## begin DATASET ENTRIES

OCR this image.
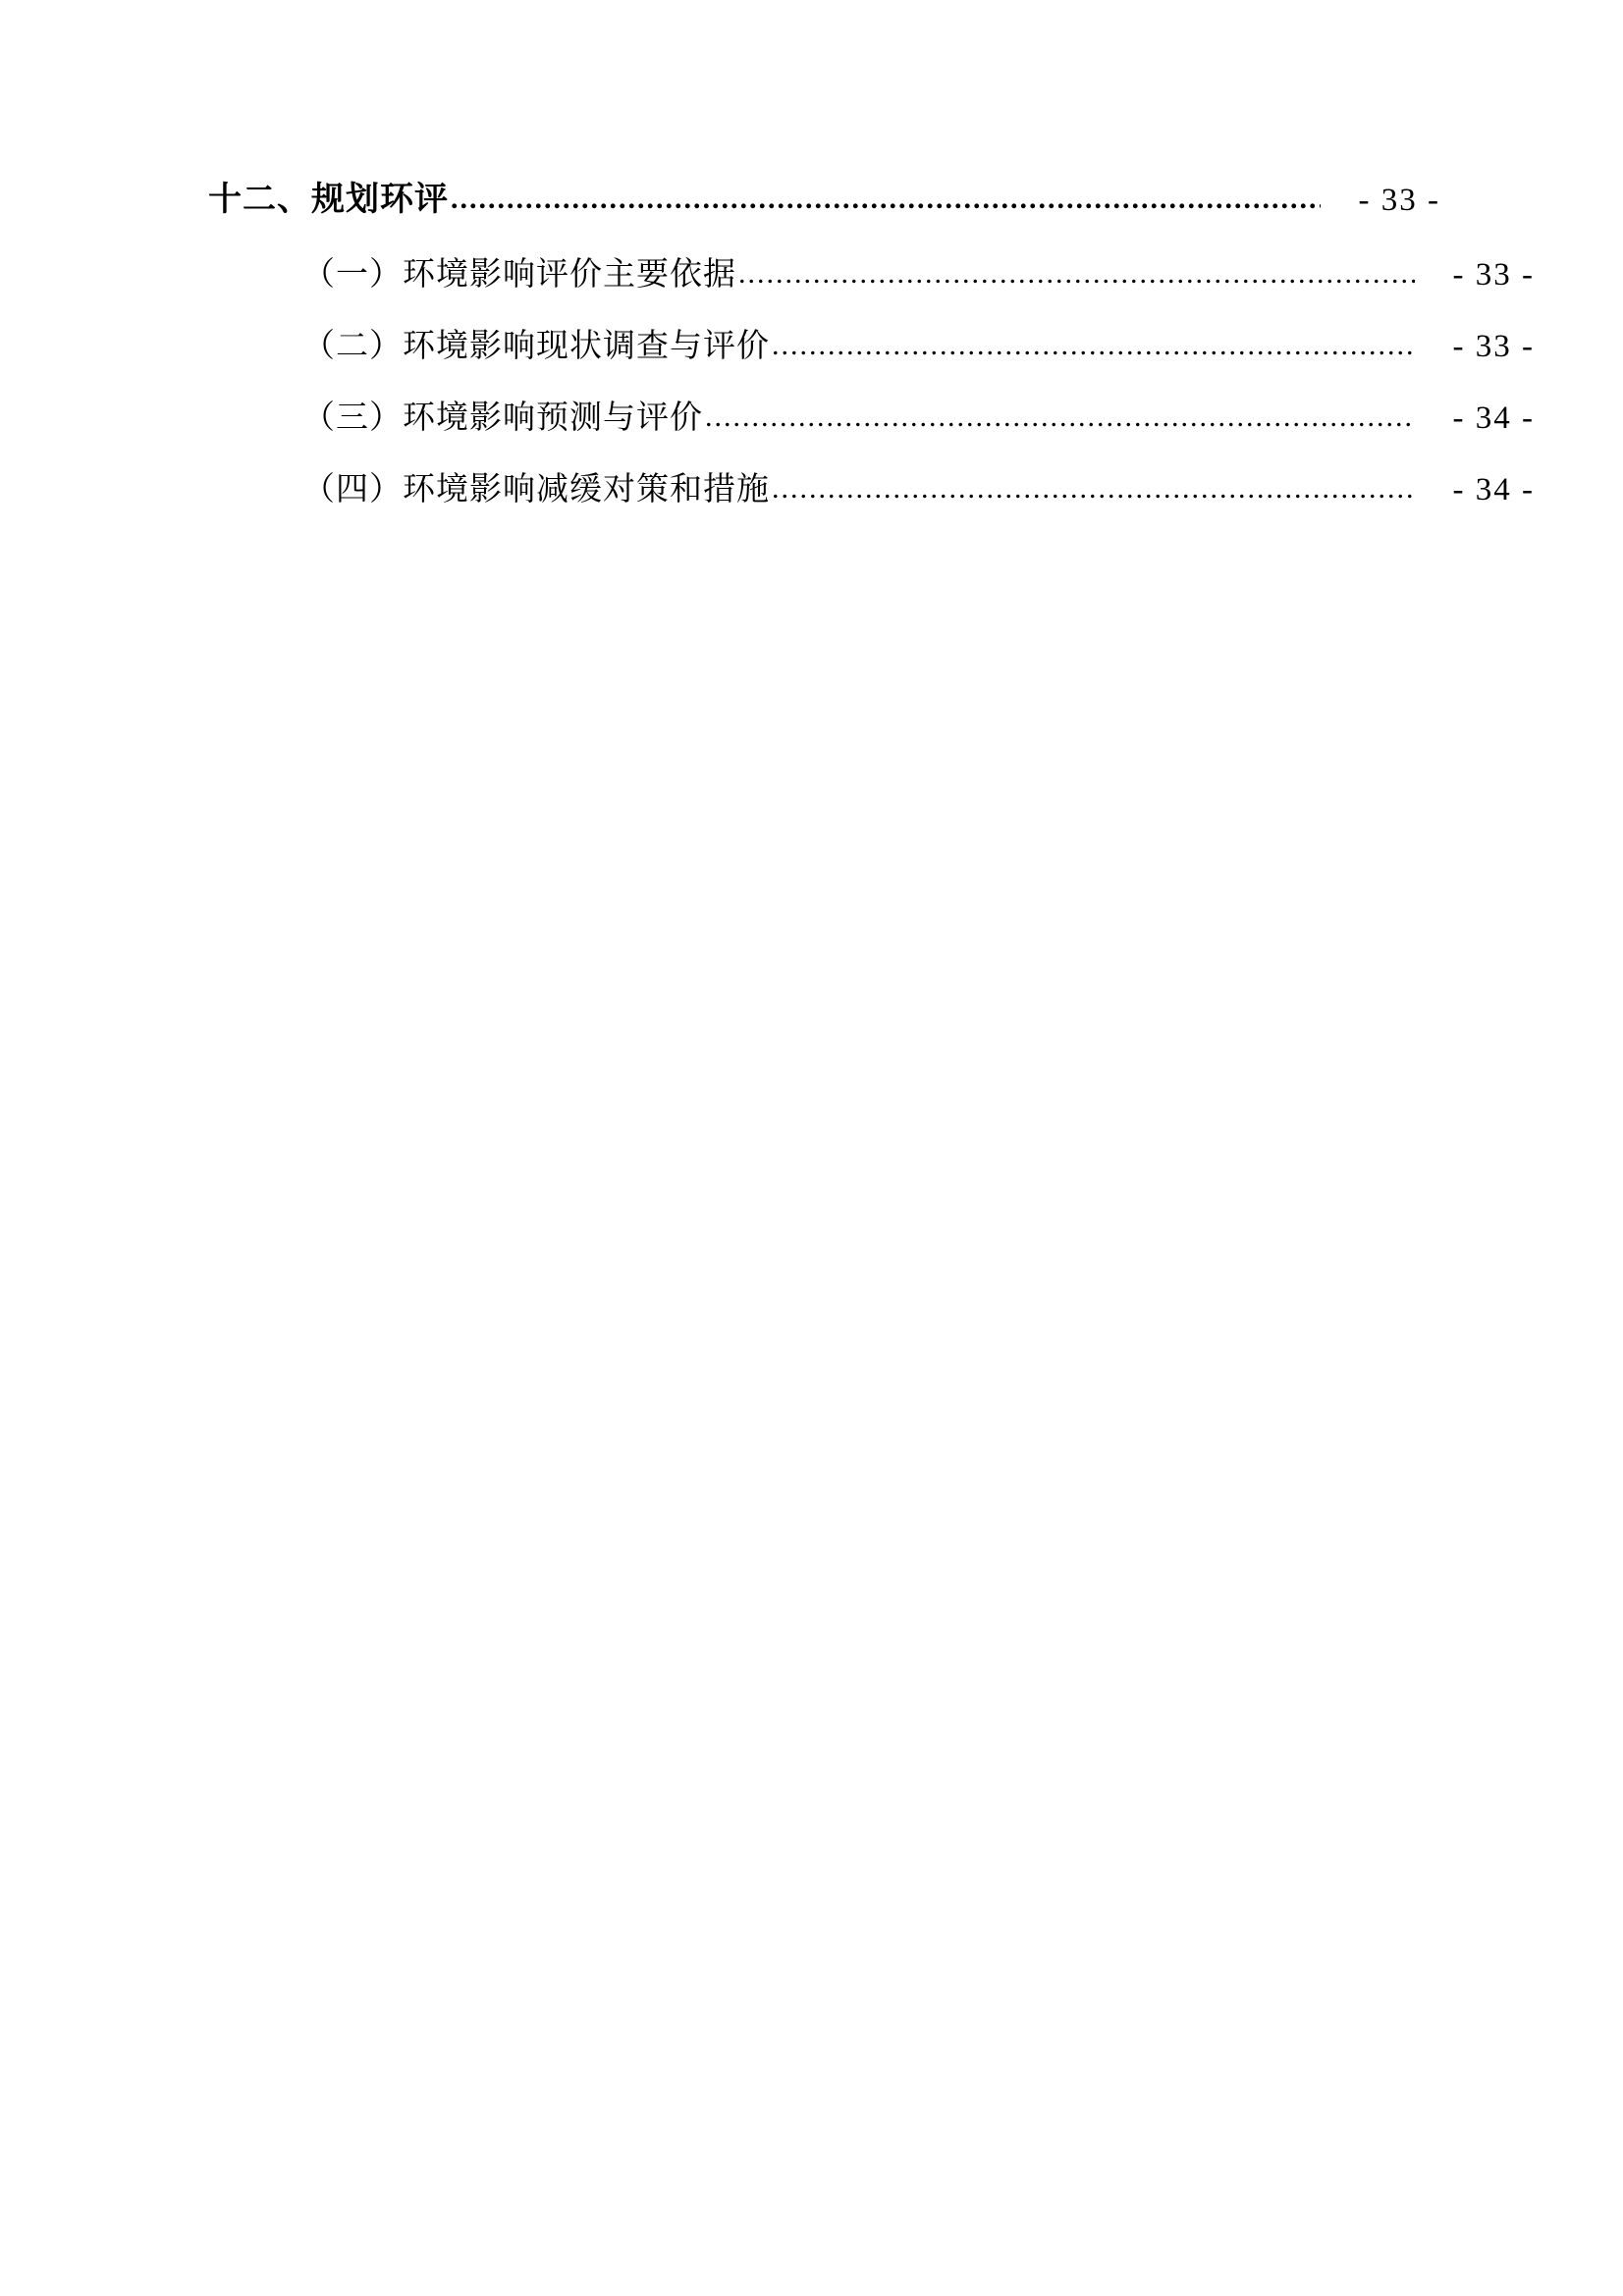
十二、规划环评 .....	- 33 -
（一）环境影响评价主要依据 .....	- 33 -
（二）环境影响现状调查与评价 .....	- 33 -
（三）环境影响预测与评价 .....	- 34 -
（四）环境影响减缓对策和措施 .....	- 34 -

## end DATASET ENTRIES
## begin DATASET ENTRIES

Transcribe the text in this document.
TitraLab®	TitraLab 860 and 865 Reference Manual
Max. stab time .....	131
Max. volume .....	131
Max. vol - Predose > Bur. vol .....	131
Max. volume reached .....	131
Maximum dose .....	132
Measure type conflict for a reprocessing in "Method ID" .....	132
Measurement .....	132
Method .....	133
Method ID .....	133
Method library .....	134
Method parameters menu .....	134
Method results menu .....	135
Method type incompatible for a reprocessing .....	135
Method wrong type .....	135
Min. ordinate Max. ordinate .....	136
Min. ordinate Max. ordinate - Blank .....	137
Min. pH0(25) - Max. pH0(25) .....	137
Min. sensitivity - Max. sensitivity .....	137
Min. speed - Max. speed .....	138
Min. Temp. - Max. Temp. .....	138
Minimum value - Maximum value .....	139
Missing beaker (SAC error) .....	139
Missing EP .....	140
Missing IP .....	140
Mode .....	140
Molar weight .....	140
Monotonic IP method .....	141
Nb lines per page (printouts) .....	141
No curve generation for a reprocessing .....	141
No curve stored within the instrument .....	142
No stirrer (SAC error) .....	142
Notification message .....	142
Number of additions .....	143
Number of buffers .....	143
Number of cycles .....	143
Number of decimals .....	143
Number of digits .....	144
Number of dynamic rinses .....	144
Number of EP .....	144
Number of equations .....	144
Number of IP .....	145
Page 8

## end DATASET ENTRIES

Find the string "ordinate" in the listing and return every line that holds it.

[TASK ANSWER]
Min. ordinate Max. ordinate .....	136
Min. ordinate Max. ordinate - Blank .....	137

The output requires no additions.